[START OF DATA SECTION]

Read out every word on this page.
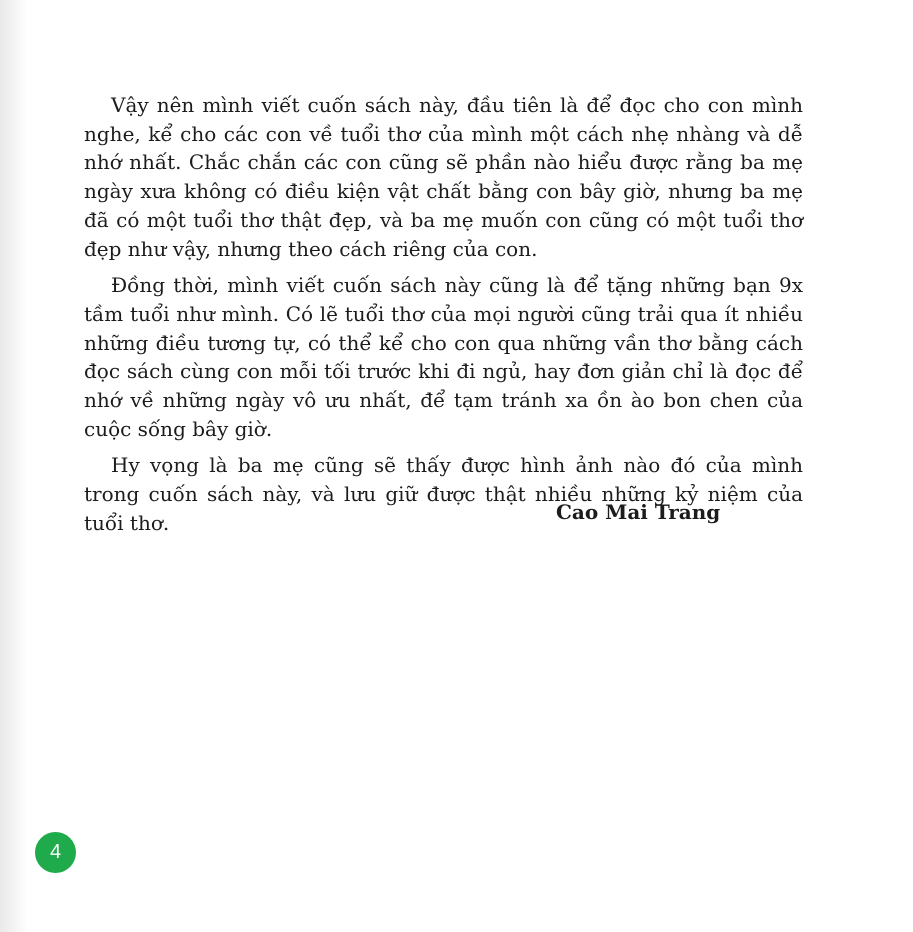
Vậy nên mình viết cuốn sách này, đầu tiên là để đọc cho con mình nghe, kể cho các con về tuổi thơ của mình một cách nhẹ nhàng và dễ nhớ nhất. Chắc chắn các con cũng sẽ phần nào hiểu được rằng ba mẹ ngày xưa không có điều kiện vật chất bằng con bây giờ, nhưng ba mẹ đã có một tuổi thơ thật đẹp, và ba mẹ muốn con cũng có một tuổi thơ đẹp như vậy, nhưng theo cách riêng của con.

Đồng thời, mình viết cuốn sách này cũng là để tặng những bạn 9x tầm tuổi như mình. Có lẽ tuổi thơ của mọi người cũng trải qua ít nhiều những điều tương tự, có thể kể cho con qua những vần thơ bằng cách đọc sách cùng con mỗi tối trước khi đi ngủ, hay đơn giản chỉ là đọc để nhớ về những ngày vô ưu nhất, để tạm tránh xa ồn ào bon chen của cuộc sống bây giờ.

Hy vọng là ba mẹ cũng sẽ thấy được hình ảnh nào đó của mình trong cuốn sách này, và lưu giữ được thật nhiều những kỷ niệm của tuổi thơ.	Cao Mai Trang
4
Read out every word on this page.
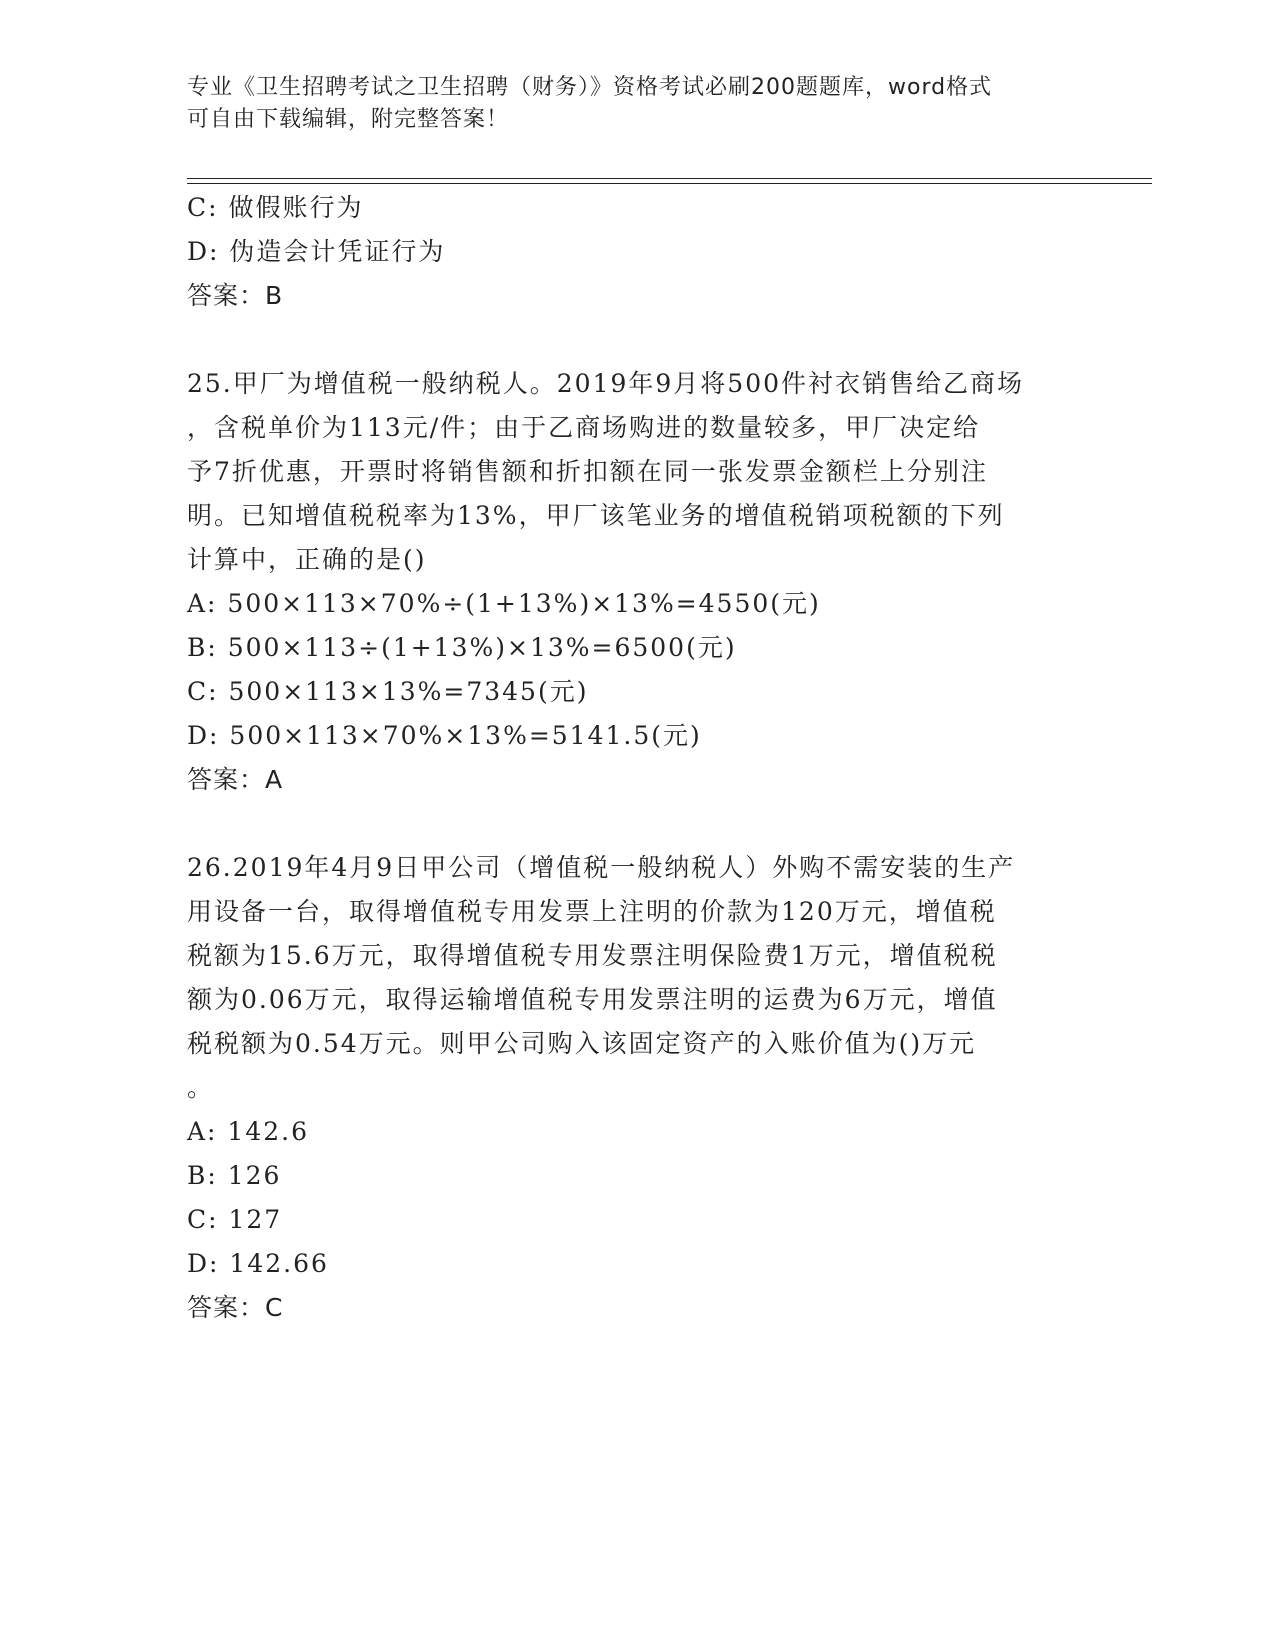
专业《卫生招聘考试之卫生招聘（财务）》资格考试必刷200题题库，word格式
可自由下载编辑，附完整答案！
C: 做假账行为
D: 伪造会计凭证行为
答案：B
25.甲厂为增值税一般纳税人。2019年9月将500件衬衣销售给乙商场
，含税单价为113元/件；由于乙商场购进的数量较多，甲厂决定给
予7折优惠，开票时将销售额和折扣额在同一张发票金额栏上分别注
明。已知增值税税率为13%，甲厂该笔业务的增值税销项税额的下列
计算中，正确的是()
A: 500×113×70%÷(1+13%)×13%=4550(元)
B: 500×113÷(1+13%)×13%=6500(元)
C: 500×113×13%=7345(元)
D: 500×113×70%×13%=5141.5(元)
答案：A
26.2019年4月9日甲公司（增值税一般纳税人）外购不需安装的生产
用设备一台，取得增值税专用发票上注明的价款为120万元，增值税
税额为15.6万元，取得增值税专用发票注明保险费1万元，增值税税
额为0.06万元，取得运输增值税专用发票注明的运费为6万元，增值
税税额为0.54万元。则甲公司购入该固定资产的入账价值为()万元
。
A: 142.6
B: 126
C: 127
D: 142.66
答案：C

[END OF DATA SECTION]

__WHAT THE TASK ASKS__.
Without including the pictures, reproduce all entries exactly.

__FINAL RESULT__.
Read out every word on this page.
Vậy nên mình viết cuốn sách này, đầu tiên là để đọc cho con mình nghe, kể cho các con về tuổi thơ của mình một cách nhẹ nhàng và dễ nhớ nhất. Chắc chắn các con cũng sẽ phần nào hiểu được rằng ba mẹ ngày xưa không có điều kiện vật chất bằng con bây giờ, nhưng ba mẹ đã có một tuổi thơ thật đẹp, và ba mẹ muốn con cũng có một tuổi thơ đẹp như vậy, nhưng theo cách riêng của con.

Đồng thời, mình viết cuốn sách này cũng là để tặng những bạn 9x tầm tuổi như mình. Có lẽ tuổi thơ của mọi người cũng trải qua ít nhiều những điều tương tự, có thể kể cho con qua những vần thơ bằng cách đọc sách cùng con mỗi tối trước khi đi ngủ, hay đơn giản chỉ là đọc để nhớ về những ngày vô ưu nhất, để tạm tránh xa ồn ào bon chen của cuộc sống bây giờ.

Hy vọng là ba mẹ cũng sẽ thấy được hình ảnh nào đó của mình trong cuốn sách này, và lưu giữ được thật nhiều những kỷ niệm của tuổi thơ.	Cao Mai Trang
4
Read out every word on this page.
专业《卫生招聘考试之卫生招聘（财务）》资格考试必刷200题题库，word格式
可自由下载编辑，附完整答案！
C: 做假账行为
D: 伪造会计凭证行为
答案：B
25.甲厂为增值税一般纳税人。2019年9月将500件衬衣销售给乙商场
，含税单价为113元/件；由于乙商场购进的数量较多，甲厂决定给
予7折优惠，开票时将销售额和折扣额在同一张发票金额栏上分别注
明。已知增值税税率为13%，甲厂该笔业务的增值税销项税额的下列
计算中，正确的是()
A: 500×113×70%÷(1+13%)×13%=4550(元)
B: 500×113÷(1+13%)×13%=6500(元)
C: 500×113×13%=7345(元)
D: 500×113×70%×13%=5141.5(元)
答案：A
26.2019年4月9日甲公司（增值税一般纳税人）外购不需安装的生产
用设备一台，取得增值税专用发票上注明的价款为120万元，增值税
税额为15.6万元，取得增值税专用发票注明保险费1万元，增值税税
额为0.06万元，取得运输增值税专用发票注明的运费为6万元，增值
税税额为0.54万元。则甲公司购入该固定资产的入账价值为()万元
。
A: 142.6
B: 126
C: 127
D: 142.66
答案：C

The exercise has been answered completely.